## Start INFORMATION SHOWN

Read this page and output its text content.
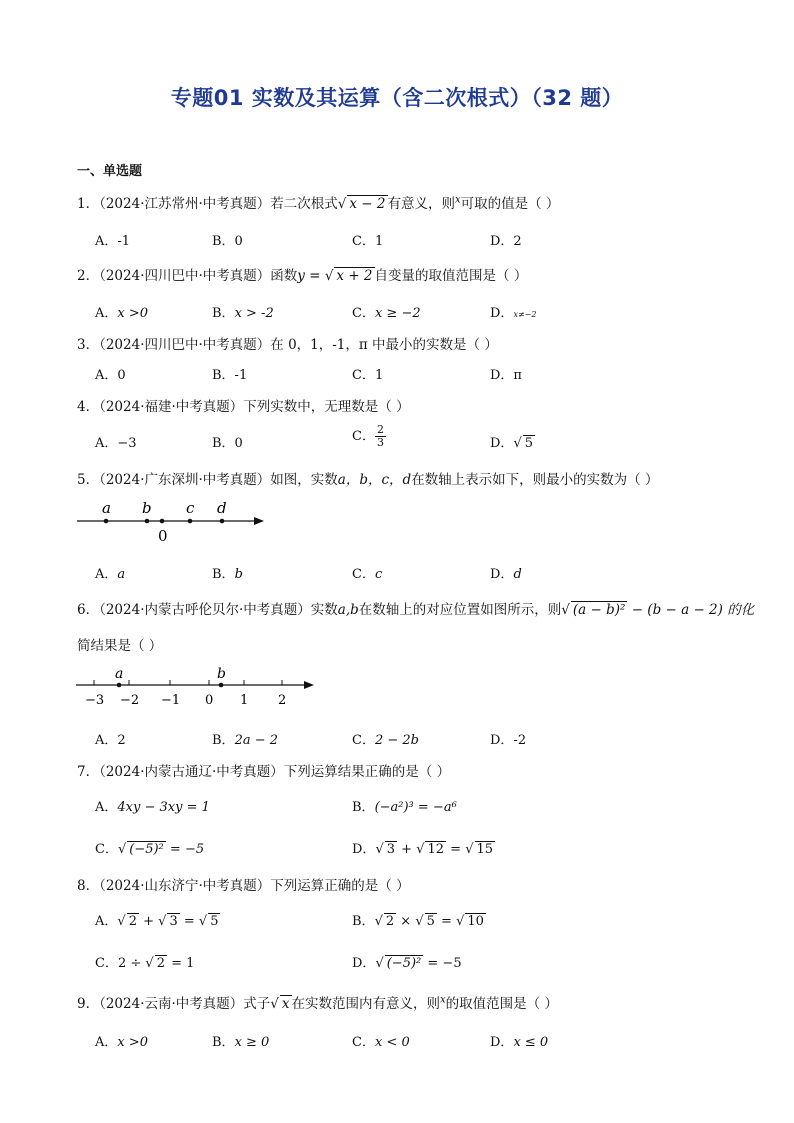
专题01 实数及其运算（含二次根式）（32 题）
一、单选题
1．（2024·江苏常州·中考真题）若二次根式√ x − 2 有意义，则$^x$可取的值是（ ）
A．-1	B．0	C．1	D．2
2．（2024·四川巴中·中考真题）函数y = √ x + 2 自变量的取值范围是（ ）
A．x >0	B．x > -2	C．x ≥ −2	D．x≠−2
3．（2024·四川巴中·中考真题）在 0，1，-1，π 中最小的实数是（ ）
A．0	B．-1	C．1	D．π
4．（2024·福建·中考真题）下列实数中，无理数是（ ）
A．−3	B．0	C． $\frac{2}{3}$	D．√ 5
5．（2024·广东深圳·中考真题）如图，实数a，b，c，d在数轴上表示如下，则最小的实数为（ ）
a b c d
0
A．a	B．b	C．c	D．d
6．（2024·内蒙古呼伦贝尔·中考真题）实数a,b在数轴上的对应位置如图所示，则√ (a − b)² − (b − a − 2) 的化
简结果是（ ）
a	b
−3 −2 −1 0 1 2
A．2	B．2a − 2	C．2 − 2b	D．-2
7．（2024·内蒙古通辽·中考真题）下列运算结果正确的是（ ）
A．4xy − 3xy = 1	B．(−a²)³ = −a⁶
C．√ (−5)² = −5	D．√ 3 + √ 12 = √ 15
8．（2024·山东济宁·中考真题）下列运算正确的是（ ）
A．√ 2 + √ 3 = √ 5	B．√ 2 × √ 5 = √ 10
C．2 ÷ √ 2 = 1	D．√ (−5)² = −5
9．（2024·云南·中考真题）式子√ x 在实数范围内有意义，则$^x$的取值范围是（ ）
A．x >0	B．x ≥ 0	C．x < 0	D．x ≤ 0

## End INFORMATION SHOWN

§ **INSTRUCTION**: Repeat the material exactly as it reads, without any of its pictures.

§ **PROBLEM SOLUTION**:
Read this page and output its text content.
专题01 实数及其运算（含二次根式）（32 题）
一、单选题
1．（2024·江苏常州·中考真题）若二次根式√ x − 2 有意义，则$^x$可取的值是（ ）
A．-1	B．0	C．1	D．2
2．（2024·四川巴中·中考真题）函数y = √ x + 2 自变量的取值范围是（ ）
A．x >0	B．x > -2	C．x ≥ −2	D．x≠−2
3．（2024·四川巴中·中考真题）在 0，1，-1，π 中最小的实数是（ ）
A．0	B．-1	C．1	D．π
4．（2024·福建·中考真题）下列实数中，无理数是（ ）
A．−3	B．0	C． $\frac{2}{3}$	D．√ 5
5．（2024·广东深圳·中考真题）如图，实数a，b，c，d在数轴上表示如下，则最小的实数为（ ）
a b c d
0
A．a	B．b	C．c	D．d
6．（2024·内蒙古呼伦贝尔·中考真题）实数a,b在数轴上的对应位置如图所示，则√ (a − b)² − (b − a − 2) 的化
简结果是（ ）
a	b
−3 −2 −1 0 1 2
A．2	B．2a − 2	C．2 − 2b	D．-2
7．（2024·内蒙古通辽·中考真题）下列运算结果正确的是（ ）
A．4xy − 3xy = 1	B．(−a²)³ = −a⁶
C．√ (−5)² = −5	D．√ 3 + √ 12 = √ 15
8．（2024·山东济宁·中考真题）下列运算正确的是（ ）
A．√ 2 + √ 3 = √ 5	B．√ 2 × √ 5 = √ 10
C．2 ÷ √ 2 = 1	D．√ (−5)² = −5
9．（2024·云南·中考真题）式子√ x 在实数范围内有意义，则$^x$的取值范围是（ ）
A．x >0	B．x ≥ 0	C．x < 0	D．x ≤ 0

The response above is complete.